— Start —

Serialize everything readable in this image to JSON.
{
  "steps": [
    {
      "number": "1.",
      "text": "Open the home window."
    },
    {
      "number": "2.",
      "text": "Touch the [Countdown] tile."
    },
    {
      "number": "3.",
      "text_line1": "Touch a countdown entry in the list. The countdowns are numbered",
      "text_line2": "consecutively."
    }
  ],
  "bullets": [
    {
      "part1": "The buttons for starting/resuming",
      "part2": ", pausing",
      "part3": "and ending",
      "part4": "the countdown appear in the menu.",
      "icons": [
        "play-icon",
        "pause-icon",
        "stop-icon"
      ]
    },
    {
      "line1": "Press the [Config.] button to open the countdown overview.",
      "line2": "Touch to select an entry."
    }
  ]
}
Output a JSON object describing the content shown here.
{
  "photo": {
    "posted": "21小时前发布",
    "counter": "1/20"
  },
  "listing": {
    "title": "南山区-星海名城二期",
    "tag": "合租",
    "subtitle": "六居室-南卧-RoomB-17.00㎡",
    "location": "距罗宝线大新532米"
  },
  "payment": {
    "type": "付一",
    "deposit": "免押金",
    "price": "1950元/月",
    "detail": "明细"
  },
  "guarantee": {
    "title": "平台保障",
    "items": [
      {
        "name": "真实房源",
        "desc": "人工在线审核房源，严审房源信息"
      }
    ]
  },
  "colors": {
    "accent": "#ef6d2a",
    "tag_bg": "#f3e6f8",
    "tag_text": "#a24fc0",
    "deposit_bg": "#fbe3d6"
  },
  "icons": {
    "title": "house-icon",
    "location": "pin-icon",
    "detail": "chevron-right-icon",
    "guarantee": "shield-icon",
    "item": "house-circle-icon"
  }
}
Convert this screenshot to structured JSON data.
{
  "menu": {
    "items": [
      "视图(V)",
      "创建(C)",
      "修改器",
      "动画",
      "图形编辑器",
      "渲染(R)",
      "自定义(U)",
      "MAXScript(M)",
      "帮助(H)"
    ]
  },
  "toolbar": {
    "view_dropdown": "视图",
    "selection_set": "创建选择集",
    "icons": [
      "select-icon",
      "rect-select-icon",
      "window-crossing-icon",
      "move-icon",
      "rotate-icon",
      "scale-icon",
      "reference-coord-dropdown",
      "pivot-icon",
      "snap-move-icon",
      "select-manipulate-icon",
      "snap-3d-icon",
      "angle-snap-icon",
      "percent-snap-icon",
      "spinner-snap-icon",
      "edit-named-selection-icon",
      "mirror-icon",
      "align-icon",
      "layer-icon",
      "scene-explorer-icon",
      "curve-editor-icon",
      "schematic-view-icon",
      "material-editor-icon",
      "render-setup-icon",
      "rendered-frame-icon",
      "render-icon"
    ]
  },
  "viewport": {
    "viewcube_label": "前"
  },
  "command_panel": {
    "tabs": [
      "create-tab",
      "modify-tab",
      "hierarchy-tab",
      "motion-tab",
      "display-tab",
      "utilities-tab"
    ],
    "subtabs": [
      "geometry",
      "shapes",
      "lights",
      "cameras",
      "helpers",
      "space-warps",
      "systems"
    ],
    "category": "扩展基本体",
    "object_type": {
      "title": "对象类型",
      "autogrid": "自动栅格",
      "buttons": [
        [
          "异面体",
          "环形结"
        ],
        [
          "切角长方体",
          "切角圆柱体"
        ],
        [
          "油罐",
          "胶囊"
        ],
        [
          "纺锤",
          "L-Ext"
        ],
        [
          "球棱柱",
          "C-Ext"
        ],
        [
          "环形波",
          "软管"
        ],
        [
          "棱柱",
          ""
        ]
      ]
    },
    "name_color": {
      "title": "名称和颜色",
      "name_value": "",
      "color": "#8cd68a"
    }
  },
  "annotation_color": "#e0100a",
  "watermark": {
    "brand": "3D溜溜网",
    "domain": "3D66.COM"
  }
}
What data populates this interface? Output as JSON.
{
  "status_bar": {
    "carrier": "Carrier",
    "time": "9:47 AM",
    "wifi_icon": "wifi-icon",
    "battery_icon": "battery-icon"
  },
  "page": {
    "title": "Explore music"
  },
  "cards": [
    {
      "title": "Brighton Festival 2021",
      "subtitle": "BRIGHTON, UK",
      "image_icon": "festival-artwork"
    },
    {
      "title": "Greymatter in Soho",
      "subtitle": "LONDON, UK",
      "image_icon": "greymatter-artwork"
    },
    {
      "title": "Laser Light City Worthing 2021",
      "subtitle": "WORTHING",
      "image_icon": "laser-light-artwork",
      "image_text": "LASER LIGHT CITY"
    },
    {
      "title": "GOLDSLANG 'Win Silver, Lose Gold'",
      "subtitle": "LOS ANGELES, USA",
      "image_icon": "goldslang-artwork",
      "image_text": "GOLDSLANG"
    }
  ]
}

— End —

Tally every line of the data that holds the word "subtitle" and write the count alone.

▶ COMPLETED EXERCISE
5